_MATERIALS PROVIDED_

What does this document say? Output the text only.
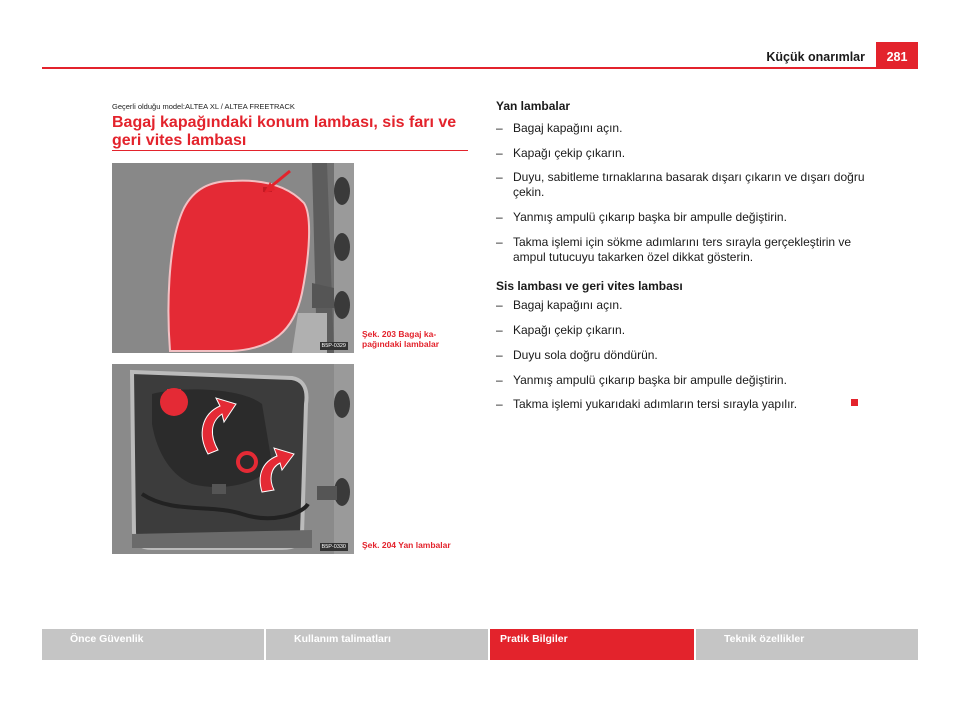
Küçük onarımlar	281
Geçerli olduğu model:ALTEA XL / ALTEA FREETRACK
Bagaj kapağındaki konum lambası, sis farı ve geri vites lambası
B5P-0329
Şek. 203 Bagaj ka-pağındaki lambalar
B5P-0330 Şek. 204 Yan lambalar
Yan lambalar
– Bagaj kapağını açın.
– Kapağı çekip çıkarın.
– Duyu, sabitleme tırnaklarına basarak dışarı çıkarın ve dışarı doğru çekin.
– Yanmış ampulü çıkarıp başka bir ampulle değiştirin.
– Takma işlemi için sökme adımlarını ters sırayla gerçekleştirin ve ampul tutucuyu takarken özel dikkat gösterin.
Sis lambası ve geri vites lambası
– Bagaj kapağını açın.
– Kapağı çekip çıkarın.
– Duyu sola doğru döndürün.
– Yanmış ampulü çıkarıp başka bir ampulle değiştirin.
– Takma işlemi yukarıdaki adımların tersi sırayla yapılır.
Önce Güvenlik	Kullanım talimatları	Pratik Bilgiler	Teknik özellikler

_WHAT YOU HAVE TO DO_
Copy every line of the data that holds the string "işlemi".

_PROBLEM SOLUTION_
– Takma işlemi için sökme adımlarını ters sırayla gerçekleştirin ve ampul tutucuyu takarken özel dikkat gösterin.
– Takma işlemi yukarıdaki adımların tersi sırayla yapılır.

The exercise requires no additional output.